**The task:** Your task is to give the data again, exactly, with every line intact.

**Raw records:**
***
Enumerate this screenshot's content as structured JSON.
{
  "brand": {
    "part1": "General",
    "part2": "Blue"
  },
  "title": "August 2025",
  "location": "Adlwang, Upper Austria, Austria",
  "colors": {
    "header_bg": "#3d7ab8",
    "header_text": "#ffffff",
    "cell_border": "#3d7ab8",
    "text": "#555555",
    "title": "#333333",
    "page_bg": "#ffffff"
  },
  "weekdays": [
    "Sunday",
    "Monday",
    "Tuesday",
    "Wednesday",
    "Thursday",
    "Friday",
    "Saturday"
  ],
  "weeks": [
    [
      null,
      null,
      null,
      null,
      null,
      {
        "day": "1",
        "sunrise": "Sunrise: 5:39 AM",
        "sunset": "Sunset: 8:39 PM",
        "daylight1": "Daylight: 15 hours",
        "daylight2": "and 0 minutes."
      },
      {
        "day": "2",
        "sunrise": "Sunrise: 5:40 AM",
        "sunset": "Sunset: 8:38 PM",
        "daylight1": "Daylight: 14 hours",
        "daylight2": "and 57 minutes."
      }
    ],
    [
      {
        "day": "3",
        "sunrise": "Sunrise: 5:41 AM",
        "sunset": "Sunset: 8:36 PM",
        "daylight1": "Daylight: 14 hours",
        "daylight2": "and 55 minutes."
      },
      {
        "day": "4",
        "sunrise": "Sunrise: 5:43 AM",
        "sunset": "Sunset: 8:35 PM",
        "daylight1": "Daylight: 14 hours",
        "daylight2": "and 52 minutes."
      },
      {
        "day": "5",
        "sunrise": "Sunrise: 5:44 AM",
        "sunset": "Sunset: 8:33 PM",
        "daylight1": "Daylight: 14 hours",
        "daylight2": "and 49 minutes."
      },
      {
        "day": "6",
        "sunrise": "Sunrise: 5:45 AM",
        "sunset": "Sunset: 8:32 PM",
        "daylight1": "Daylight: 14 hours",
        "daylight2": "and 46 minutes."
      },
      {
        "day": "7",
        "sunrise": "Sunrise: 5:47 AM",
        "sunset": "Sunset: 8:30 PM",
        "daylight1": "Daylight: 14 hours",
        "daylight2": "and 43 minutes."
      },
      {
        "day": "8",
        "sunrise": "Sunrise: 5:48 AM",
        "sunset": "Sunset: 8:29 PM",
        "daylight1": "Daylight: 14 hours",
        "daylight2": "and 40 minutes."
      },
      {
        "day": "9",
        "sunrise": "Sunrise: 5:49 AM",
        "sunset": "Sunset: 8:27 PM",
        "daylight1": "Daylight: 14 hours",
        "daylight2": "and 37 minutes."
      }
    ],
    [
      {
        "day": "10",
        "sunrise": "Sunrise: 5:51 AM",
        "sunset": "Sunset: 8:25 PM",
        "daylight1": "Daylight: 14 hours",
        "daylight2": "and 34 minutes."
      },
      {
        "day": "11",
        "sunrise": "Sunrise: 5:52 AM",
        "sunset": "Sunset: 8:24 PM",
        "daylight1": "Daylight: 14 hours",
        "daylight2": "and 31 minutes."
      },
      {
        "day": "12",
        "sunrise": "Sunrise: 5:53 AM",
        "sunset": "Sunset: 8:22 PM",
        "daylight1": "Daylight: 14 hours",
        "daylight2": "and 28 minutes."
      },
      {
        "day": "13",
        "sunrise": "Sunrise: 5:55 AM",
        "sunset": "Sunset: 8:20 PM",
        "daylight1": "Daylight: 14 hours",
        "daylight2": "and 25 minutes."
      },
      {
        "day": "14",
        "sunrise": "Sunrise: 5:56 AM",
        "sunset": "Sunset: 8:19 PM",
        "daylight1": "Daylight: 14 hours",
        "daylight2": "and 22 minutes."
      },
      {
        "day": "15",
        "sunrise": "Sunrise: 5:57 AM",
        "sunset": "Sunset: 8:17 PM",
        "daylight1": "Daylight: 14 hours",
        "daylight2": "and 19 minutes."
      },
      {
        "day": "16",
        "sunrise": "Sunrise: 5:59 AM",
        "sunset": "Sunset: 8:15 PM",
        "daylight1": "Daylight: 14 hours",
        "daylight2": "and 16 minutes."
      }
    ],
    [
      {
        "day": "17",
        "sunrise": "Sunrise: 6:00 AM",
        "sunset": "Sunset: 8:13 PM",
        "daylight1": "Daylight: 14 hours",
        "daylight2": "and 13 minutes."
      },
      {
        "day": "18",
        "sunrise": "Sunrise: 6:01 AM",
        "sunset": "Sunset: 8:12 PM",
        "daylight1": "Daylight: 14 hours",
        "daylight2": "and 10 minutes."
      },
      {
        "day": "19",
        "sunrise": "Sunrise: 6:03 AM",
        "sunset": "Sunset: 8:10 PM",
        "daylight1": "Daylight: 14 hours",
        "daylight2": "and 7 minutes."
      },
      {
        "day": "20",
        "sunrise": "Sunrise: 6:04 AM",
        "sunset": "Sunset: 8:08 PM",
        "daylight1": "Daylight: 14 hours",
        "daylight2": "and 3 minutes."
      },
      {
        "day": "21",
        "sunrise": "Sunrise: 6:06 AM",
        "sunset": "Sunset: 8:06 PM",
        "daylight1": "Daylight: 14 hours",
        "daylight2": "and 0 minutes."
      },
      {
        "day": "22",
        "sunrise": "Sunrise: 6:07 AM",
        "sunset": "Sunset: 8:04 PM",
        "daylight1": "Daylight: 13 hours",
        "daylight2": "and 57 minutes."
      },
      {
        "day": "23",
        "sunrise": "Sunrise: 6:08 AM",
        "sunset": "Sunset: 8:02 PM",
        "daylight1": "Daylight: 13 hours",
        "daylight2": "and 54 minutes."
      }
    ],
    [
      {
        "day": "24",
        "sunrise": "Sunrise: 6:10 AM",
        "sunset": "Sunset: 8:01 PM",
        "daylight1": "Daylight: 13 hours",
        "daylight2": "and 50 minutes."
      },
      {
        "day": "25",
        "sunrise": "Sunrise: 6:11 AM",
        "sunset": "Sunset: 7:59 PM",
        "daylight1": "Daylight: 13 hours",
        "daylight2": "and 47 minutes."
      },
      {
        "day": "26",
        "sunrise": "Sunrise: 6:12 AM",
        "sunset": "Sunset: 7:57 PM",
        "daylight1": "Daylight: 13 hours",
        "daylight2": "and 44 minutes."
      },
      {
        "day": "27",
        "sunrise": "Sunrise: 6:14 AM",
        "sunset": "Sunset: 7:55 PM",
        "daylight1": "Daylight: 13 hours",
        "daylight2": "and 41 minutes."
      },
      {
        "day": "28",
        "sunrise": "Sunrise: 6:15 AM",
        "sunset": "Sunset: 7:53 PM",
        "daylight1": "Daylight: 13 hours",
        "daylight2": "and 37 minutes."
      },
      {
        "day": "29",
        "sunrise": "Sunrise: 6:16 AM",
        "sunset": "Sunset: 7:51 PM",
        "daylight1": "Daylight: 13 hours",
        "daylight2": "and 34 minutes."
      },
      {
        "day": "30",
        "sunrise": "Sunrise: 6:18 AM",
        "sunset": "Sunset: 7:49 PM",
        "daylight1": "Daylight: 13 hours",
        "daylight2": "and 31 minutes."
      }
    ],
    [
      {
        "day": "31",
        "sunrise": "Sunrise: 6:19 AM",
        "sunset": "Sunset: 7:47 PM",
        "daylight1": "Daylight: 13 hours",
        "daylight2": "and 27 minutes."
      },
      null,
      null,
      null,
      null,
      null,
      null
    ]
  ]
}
***
**Solution for this problem:**
Enumerate this screenshot's content as structured JSON.
{
  "brand": {
    "part1": "General",
    "part2": "Blue"
  },
  "title": "August 2025",
  "location": "Adlwang, Upper Austria, Austria",
  "colors": {
    "header_bg": "#3d7ab8",
    "header_text": "#ffffff",
    "cell_border": "#3d7ab8",
    "text": "#555555",
    "title": "#333333",
    "page_bg": "#ffffff"
  },
  "weekdays": [
    "Sunday",
    "Monday",
    "Tuesday",
    "Wednesday",
    "Thursday",
    "Friday",
    "Saturday"
  ],
  "weeks": [
    [
      null,
      null,
      null,
      null,
      null,
      {
        "day": "1",
        "sunrise": "Sunrise: 5:39 AM",
        "sunset": "Sunset: 8:39 PM",
        "daylight1": "Daylight: 15 hours",
        "daylight2": "and 0 minutes."
      },
      {
        "day": "2",
        "sunrise": "Sunrise: 5:40 AM",
        "sunset": "Sunset: 8:38 PM",
        "daylight1": "Daylight: 14 hours",
        "daylight2": "and 57 minutes."
      }
    ],
    [
      {
        "day": "3",
        "sunrise": "Sunrise: 5:41 AM",
        "sunset": "Sunset: 8:36 PM",
        "daylight1": "Daylight: 14 hours",
        "daylight2": "and 55 minutes."
      },
      {
        "day": "4",
        "sunrise": "Sunrise: 5:43 AM",
        "sunset": "Sunset: 8:35 PM",
        "daylight1": "Daylight: 14 hours",
        "daylight2": "and 52 minutes."
      },
      {
        "day": "5",
        "sunrise": "Sunrise: 5:44 AM",
        "sunset": "Sunset: 8:33 PM",
        "daylight1": "Daylight: 14 hours",
        "daylight2": "and 49 minutes."
      },
      {
        "day": "6",
        "sunrise": "Sunrise: 5:45 AM",
        "sunset": "Sunset: 8:32 PM",
        "daylight1": "Daylight: 14 hours",
        "daylight2": "and 46 minutes."
      },
      {
        "day": "7",
        "sunrise": "Sunrise: 5:47 AM",
        "sunset": "Sunset: 8:30 PM",
        "daylight1": "Daylight: 14 hours",
        "daylight2": "and 43 minutes."
      },
      {
        "day": "8",
        "sunrise": "Sunrise: 5:48 AM",
        "sunset": "Sunset: 8:29 PM",
        "daylight1": "Daylight: 14 hours",
        "daylight2": "and 40 minutes."
      },
      {
        "day": "9",
        "sunrise": "Sunrise: 5:49 AM",
        "sunset": "Sunset: 8:27 PM",
        "daylight1": "Daylight: 14 hours",
        "daylight2": "and 37 minutes."
      }
    ],
    [
      {
        "day": "10",
        "sunrise": "Sunrise: 5:51 AM",
        "sunset": "Sunset: 8:25 PM",
        "daylight1": "Daylight: 14 hours",
        "daylight2": "and 34 minutes."
      },
      {
        "day": "11",
        "sunrise": "Sunrise: 5:52 AM",
        "sunset": "Sunset: 8:24 PM",
        "daylight1": "Daylight: 14 hours",
        "daylight2": "and 31 minutes."
      },
      {
        "day": "12",
        "sunrise": "Sunrise: 5:53 AM",
        "sunset": "Sunset: 8:22 PM",
        "daylight1": "Daylight: 14 hours",
        "daylight2": "and 28 minutes."
      },
      {
        "day": "13",
        "sunrise": "Sunrise: 5:55 AM",
        "sunset": "Sunset: 8:20 PM",
        "daylight1": "Daylight: 14 hours",
        "daylight2": "and 25 minutes."
      },
      {
        "day": "14",
        "sunrise": "Sunrise: 5:56 AM",
        "sunset": "Sunset: 8:19 PM",
        "daylight1": "Daylight: 14 hours",
        "daylight2": "and 22 minutes."
      },
      {
        "day": "15",
        "sunrise": "Sunrise: 5:57 AM",
        "sunset": "Sunset: 8:17 PM",
        "daylight1": "Daylight: 14 hours",
        "daylight2": "and 19 minutes."
      },
      {
        "day": "16",
        "sunrise": "Sunrise: 5:59 AM",
        "sunset": "Sunset: 8:15 PM",
        "daylight1": "Daylight: 14 hours",
        "daylight2": "and 16 minutes."
      }
    ],
    [
      {
        "day": "17",
        "sunrise": "Sunrise: 6:00 AM",
        "sunset": "Sunset: 8:13 PM",
        "daylight1": "Daylight: 14 hours",
        "daylight2": "and 13 minutes."
      },
      {
        "day": "18",
        "sunrise": "Sunrise: 6:01 AM",
        "sunset": "Sunset: 8:12 PM",
        "daylight1": "Daylight: 14 hours",
        "daylight2": "and 10 minutes."
      },
      {
        "day": "19",
        "sunrise": "Sunrise: 6:03 AM",
        "sunset": "Sunset: 8:10 PM",
        "daylight1": "Daylight: 14 hours",
        "daylight2": "and 7 minutes."
      },
      {
        "day": "20",
        "sunrise": "Sunrise: 6:04 AM",
        "sunset": "Sunset: 8:08 PM",
        "daylight1": "Daylight: 14 hours",
        "daylight2": "and 3 minutes."
      },
      {
        "day": "21",
        "sunrise": "Sunrise: 6:06 AM",
        "sunset": "Sunset: 8:06 PM",
        "daylight1": "Daylight: 14 hours",
        "daylight2": "and 0 minutes."
      },
      {
        "day": "22",
        "sunrise": "Sunrise: 6:07 AM",
        "sunset": "Sunset: 8:04 PM",
        "daylight1": "Daylight: 13 hours",
        "daylight2": "and 57 minutes."
      },
      {
        "day": "23",
        "sunrise": "Sunrise: 6:08 AM",
        "sunset": "Sunset: 8:02 PM",
        "daylight1": "Daylight: 13 hours",
        "daylight2": "and 54 minutes."
      }
    ],
    [
      {
        "day": "24",
        "sunrise": "Sunrise: 6:10 AM",
        "sunset": "Sunset: 8:01 PM",
        "daylight1": "Daylight: 13 hours",
        "daylight2": "and 50 minutes."
      },
      {
        "day": "25",
        "sunrise": "Sunrise: 6:11 AM",
        "sunset": "Sunset: 7:59 PM",
        "daylight1": "Daylight: 13 hours",
        "daylight2": "and 47 minutes."
      },
      {
        "day": "26",
        "sunrise": "Sunrise: 6:12 AM",
        "sunset": "Sunset: 7:57 PM",
        "daylight1": "Daylight: 13 hours",
        "daylight2": "and 44 minutes."
      },
      {
        "day": "27",
        "sunrise": "Sunrise: 6:14 AM",
        "sunset": "Sunset: 7:55 PM",
        "daylight1": "Daylight: 13 hours",
        "daylight2": "and 41 minutes."
      },
      {
        "day": "28",
        "sunrise": "Sunrise: 6:15 AM",
        "sunset": "Sunset: 7:53 PM",
        "daylight1": "Daylight: 13 hours",
        "daylight2": "and 37 minutes."
      },
      {
        "day": "29",
        "sunrise": "Sunrise: 6:16 AM",
        "sunset": "Sunset: 7:51 PM",
        "daylight1": "Daylight: 13 hours",
        "daylight2": "and 34 minutes."
      },
      {
        "day": "30",
        "sunrise": "Sunrise: 6:18 AM",
        "sunset": "Sunset: 7:49 PM",
        "daylight1": "Daylight: 13 hours",
        "daylight2": "and 31 minutes."
      }
    ],
    [
      {
        "day": "31",
        "sunrise": "Sunrise: 6:19 AM",
        "sunset": "Sunset: 7:47 PM",
        "daylight1": "Daylight: 13 hours",
        "daylight2": "and 27 minutes."
      },
      null,
      null,
      null,
      null,
      null,
      null
    ]
  ]
}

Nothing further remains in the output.